DIRECTIONS FOR THIS TASK: Each line below should be retyped exactly, with no pictures.

GIVEN ENTRIES:

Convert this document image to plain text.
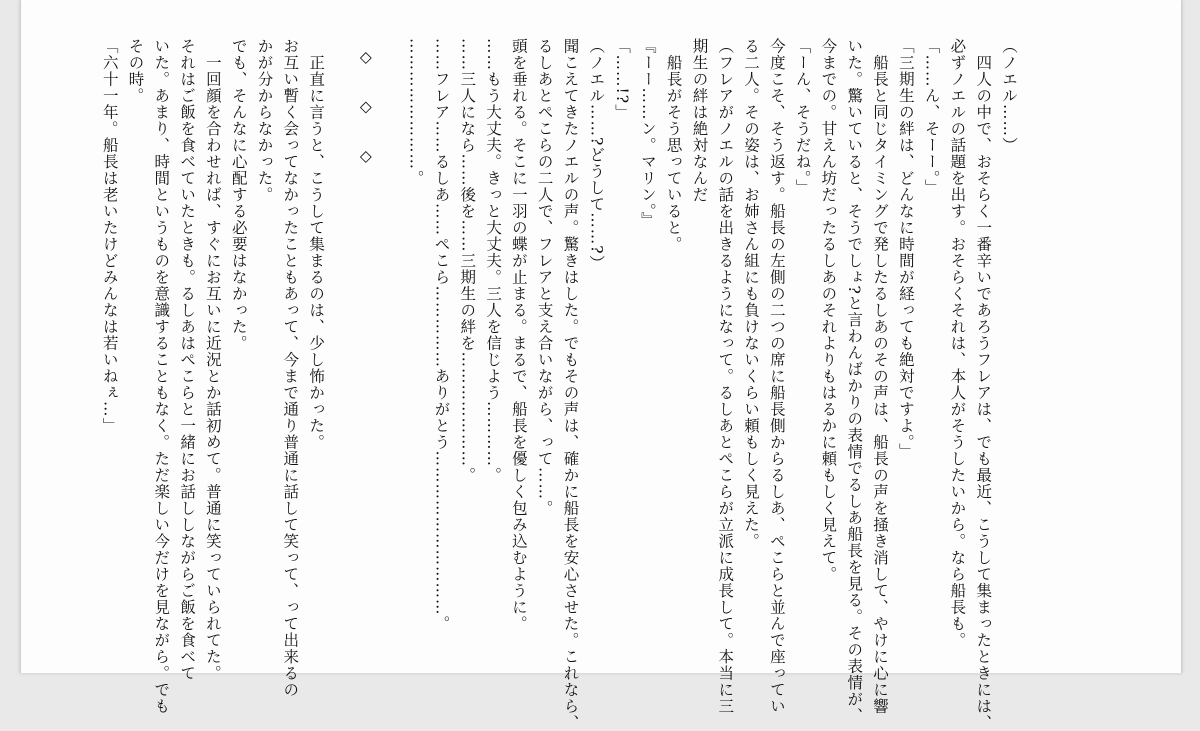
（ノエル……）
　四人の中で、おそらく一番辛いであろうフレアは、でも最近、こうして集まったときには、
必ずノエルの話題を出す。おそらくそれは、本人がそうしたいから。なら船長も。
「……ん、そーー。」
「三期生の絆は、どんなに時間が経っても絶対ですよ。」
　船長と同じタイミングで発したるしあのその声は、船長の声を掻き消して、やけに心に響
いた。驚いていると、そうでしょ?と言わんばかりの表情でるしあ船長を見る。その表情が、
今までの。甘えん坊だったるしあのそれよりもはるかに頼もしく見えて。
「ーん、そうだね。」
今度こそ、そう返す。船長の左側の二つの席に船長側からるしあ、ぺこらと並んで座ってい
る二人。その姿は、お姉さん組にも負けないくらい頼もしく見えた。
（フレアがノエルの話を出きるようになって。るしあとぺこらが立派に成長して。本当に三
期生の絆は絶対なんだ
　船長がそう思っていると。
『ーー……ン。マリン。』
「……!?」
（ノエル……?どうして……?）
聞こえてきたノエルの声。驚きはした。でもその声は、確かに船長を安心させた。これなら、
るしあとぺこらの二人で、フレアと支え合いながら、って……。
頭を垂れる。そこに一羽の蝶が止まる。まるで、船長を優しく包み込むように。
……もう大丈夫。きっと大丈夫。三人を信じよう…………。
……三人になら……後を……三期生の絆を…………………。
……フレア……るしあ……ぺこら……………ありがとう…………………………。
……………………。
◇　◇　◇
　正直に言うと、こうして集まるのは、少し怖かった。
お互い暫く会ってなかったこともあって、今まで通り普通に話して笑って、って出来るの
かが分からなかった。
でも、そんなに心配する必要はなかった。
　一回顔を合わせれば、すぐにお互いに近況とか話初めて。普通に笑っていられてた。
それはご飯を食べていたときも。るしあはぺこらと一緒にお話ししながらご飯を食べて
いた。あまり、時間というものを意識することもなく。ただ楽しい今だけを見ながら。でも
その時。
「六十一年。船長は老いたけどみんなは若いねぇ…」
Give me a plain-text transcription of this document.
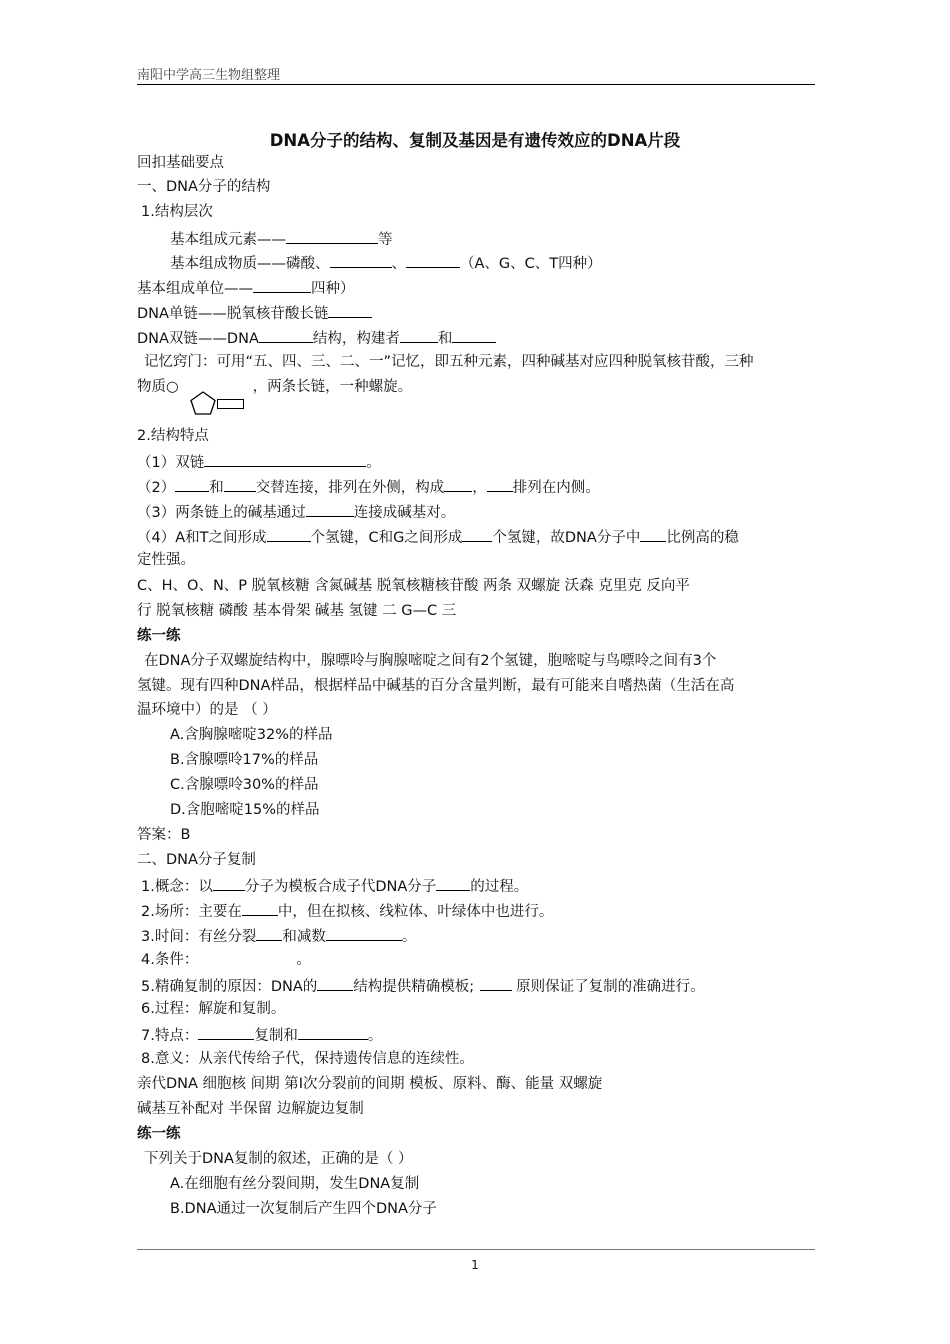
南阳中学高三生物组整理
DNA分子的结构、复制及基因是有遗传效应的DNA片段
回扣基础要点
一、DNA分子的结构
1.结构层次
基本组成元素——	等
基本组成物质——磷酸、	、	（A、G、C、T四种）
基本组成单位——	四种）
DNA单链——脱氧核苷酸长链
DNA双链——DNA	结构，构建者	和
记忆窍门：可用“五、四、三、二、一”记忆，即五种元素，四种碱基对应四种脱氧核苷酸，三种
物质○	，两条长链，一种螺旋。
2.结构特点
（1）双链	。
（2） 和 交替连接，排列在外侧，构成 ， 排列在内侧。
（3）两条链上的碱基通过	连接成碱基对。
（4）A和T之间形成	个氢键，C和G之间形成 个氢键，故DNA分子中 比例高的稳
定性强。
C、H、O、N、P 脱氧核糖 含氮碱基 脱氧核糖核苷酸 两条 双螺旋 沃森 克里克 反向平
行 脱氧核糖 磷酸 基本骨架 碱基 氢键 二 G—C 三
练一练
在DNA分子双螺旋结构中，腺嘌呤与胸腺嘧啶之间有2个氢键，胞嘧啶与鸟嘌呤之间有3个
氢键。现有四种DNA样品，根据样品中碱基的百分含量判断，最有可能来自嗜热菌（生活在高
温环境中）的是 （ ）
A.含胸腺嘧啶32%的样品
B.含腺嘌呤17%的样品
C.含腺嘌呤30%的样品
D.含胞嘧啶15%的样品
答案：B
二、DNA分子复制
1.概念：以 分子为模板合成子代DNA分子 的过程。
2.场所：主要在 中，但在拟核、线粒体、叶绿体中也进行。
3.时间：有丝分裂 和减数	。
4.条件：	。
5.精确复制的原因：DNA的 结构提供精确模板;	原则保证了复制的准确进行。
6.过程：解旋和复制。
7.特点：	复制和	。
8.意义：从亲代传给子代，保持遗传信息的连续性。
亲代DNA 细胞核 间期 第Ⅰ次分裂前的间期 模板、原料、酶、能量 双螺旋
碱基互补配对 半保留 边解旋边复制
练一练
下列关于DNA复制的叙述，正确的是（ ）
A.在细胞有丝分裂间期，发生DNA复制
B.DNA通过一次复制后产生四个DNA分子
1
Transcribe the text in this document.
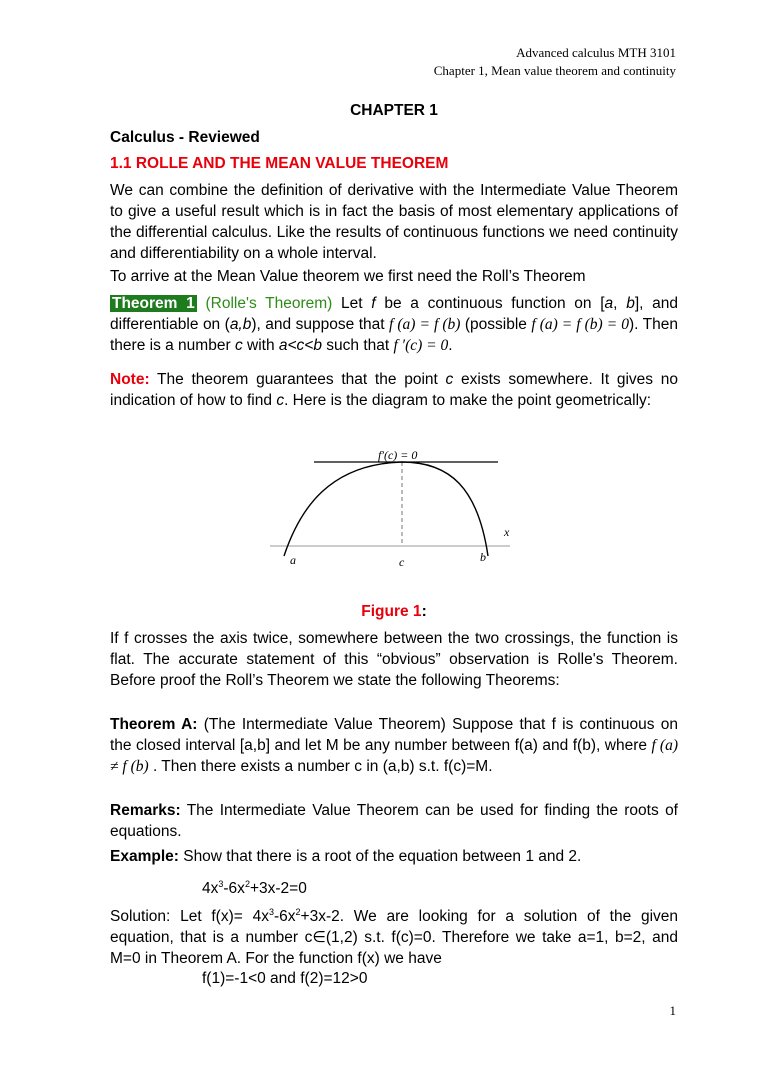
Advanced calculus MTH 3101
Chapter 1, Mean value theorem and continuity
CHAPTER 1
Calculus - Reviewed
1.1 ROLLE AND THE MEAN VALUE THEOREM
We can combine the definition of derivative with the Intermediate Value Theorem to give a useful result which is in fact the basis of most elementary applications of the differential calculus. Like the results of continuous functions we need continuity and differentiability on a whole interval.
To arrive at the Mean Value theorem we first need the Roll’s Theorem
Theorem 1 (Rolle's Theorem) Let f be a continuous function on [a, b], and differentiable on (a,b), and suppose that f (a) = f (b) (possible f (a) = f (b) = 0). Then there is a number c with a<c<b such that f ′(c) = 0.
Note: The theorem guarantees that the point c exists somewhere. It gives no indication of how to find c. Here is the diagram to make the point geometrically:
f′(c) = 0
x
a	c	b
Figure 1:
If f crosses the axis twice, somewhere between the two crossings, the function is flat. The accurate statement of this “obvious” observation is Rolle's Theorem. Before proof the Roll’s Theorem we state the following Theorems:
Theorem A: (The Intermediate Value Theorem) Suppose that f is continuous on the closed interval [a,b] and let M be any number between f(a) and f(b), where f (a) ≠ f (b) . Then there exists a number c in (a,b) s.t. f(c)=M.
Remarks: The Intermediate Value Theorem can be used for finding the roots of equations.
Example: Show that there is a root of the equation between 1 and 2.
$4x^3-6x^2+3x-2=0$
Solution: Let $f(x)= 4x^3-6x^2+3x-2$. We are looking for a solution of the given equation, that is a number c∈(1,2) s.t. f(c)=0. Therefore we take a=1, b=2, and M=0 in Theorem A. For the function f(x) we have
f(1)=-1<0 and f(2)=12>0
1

ANSWER FOR THE TASK:
Convert this document image to plain text.
（ノエル……）
　四人の中で、おそらく一番辛いであろうフレアは、でも最近、こうして集まったときには、
必ずノエルの話題を出す。おそらくそれは、本人がそうしたいから。なら船長も。
「……ん、そーー。」
「三期生の絆は、どんなに時間が経っても絶対ですよ。」
　船長と同じタイミングで発したるしあのその声は、船長の声を掻き消して、やけに心に響
いた。驚いていると、そうでしょ?と言わんばかりの表情でるしあ船長を見る。その表情が、
今までの。甘えん坊だったるしあのそれよりもはるかに頼もしく見えて。
「ーん、そうだね。」
今度こそ、そう返す。船長の左側の二つの席に船長側からるしあ、ぺこらと並んで座ってい
る二人。その姿は、お姉さん組にも負けないくらい頼もしく見えた。
（フレアがノエルの話を出きるようになって。るしあとぺこらが立派に成長して。本当に三
期生の絆は絶対なんだ
　船長がそう思っていると。
『ーー……ン。マリン。』
「……!?」
（ノエル……?どうして……?）
聞こえてきたノエルの声。驚きはした。でもその声は、確かに船長を安心させた。これなら、
るしあとぺこらの二人で、フレアと支え合いながら、って……。
頭を垂れる。そこに一羽の蝶が止まる。まるで、船長を優しく包み込むように。
……もう大丈夫。きっと大丈夫。三人を信じよう…………。
……三人になら……後を……三期生の絆を…………………。
……フレア……るしあ……ぺこら……………ありがとう…………………………。
……………………。
◇　◇　◇
　正直に言うと、こうして集まるのは、少し怖かった。
お互い暫く会ってなかったこともあって、今まで通り普通に話して笑って、って出来るの
かが分からなかった。
でも、そんなに心配する必要はなかった。
　一回顔を合わせれば、すぐにお互いに近況とか話初めて。普通に笑っていられてた。
それはご飯を食べていたときも。るしあはぺこらと一緒にお話ししながらご飯を食べて
いた。あまり、時間というものを意識することもなく。ただ楽しい今だけを見ながら。でも
その時。
「六十一年。船長は老いたけどみんなは若いねぇ…」
Give me a plain-text transcription of this document.
南阳中学高三生物组整理
DNA分子的结构、复制及基因是有遗传效应的DNA片段
回扣基础要点
一、DNA分子的结构
1.结构层次
基本组成元素——	等
基本组成物质——磷酸、	、	（A、G、C、T四种）
基本组成单位——	四种）
DNA单链——脱氧核苷酸长链
DNA双链——DNA	结构，构建者	和
记忆窍门：可用“五、四、三、二、一”记忆，即五种元素，四种碱基对应四种脱氧核苷酸，三种
物质○	，两条长链，一种螺旋。
2.结构特点
（1）双链	。
（2） 和 交替连接，排列在外侧，构成 ， 排列在内侧。
（3）两条链上的碱基通过	连接成碱基对。
（4）A和T之间形成	个氢键，C和G之间形成 个氢键，故DNA分子中 比例高的稳
定性强。
C、H、O、N、P 脱氧核糖 含氮碱基 脱氧核糖核苷酸 两条 双螺旋 沃森 克里克 反向平
行 脱氧核糖 磷酸 基本骨架 碱基 氢键 二 G—C 三
练一练
在DNA分子双螺旋结构中，腺嘌呤与胸腺嘧啶之间有2个氢键，胞嘧啶与鸟嘌呤之间有3个
氢键。现有四种DNA样品，根据样品中碱基的百分含量判断，最有可能来自嗜热菌（生活在高
温环境中）的是 （ ）
A.含胸腺嘧啶32%的样品
B.含腺嘌呤17%的样品
C.含腺嘌呤30%的样品
D.含胞嘧啶15%的样品
答案：B
二、DNA分子复制
1.概念：以 分子为模板合成子代DNA分子 的过程。
2.场所：主要在 中，但在拟核、线粒体、叶绿体中也进行。
3.时间：有丝分裂 和减数	。
4.条件：	。
5.精确复制的原因：DNA的 结构提供精确模板;	原则保证了复制的准确进行。
6.过程：解旋和复制。
7.特点：	复制和	。
8.意义：从亲代传给子代，保持遗传信息的连续性。
亲代DNA 细胞核 间期 第Ⅰ次分裂前的间期 模板、原料、酶、能量 双螺旋
碱基互补配对 半保留 边解旋边复制
练一练
下列关于DNA复制的叙述，正确的是（ ）
A.在细胞有丝分裂间期，发生DNA复制
B.DNA通过一次复制后产生四个DNA分子
1
Transcribe the text in this document.
Advanced calculus MTH 3101
Chapter 1, Mean value theorem and continuity
CHAPTER 1
Calculus - Reviewed
1.1 ROLLE AND THE MEAN VALUE THEOREM
We can combine the definition of derivative with the Intermediate Value Theorem to give a useful result which is in fact the basis of most elementary applications of the differential calculus. Like the results of continuous functions we need continuity and differentiability on a whole interval.
To arrive at the Mean Value theorem we first need the Roll’s Theorem
Theorem 1 (Rolle's Theorem) Let f be a continuous function on [a, b], and differentiable on (a,b), and suppose that f (a) = f (b) (possible f (a) = f (b) = 0). Then there is a number c with a<c<b such that f ′(c) = 0.
Note: The theorem guarantees that the point c exists somewhere. It gives no indication of how to find c. Here is the diagram to make the point geometrically:
f′(c) = 0
x
a	c	b
Figure 1:
If f crosses the axis twice, somewhere between the two crossings, the function is flat. The accurate statement of this “obvious” observation is Rolle's Theorem. Before proof the Roll’s Theorem we state the following Theorems:
Theorem A: (The Intermediate Value Theorem) Suppose that f is continuous on the closed interval [a,b] and let M be any number between f(a) and f(b), where f (a) ≠ f (b) . Then there exists a number c in (a,b) s.t. f(c)=M.
Remarks: The Intermediate Value Theorem can be used for finding the roots of equations.
Example: Show that there is a root of the equation between 1 and 2.
$4x^3-6x^2+3x-2=0$
Solution: Let $f(x)= 4x^3-6x^2+3x-2$. We are looking for a solution of the given equation, that is a number c∈(1,2) s.t. f(c)=0. Therefore we take a=1, b=2, and M=0 in Theorem A. For the function f(x) we have
f(1)=-1<0 and f(2)=12>0
1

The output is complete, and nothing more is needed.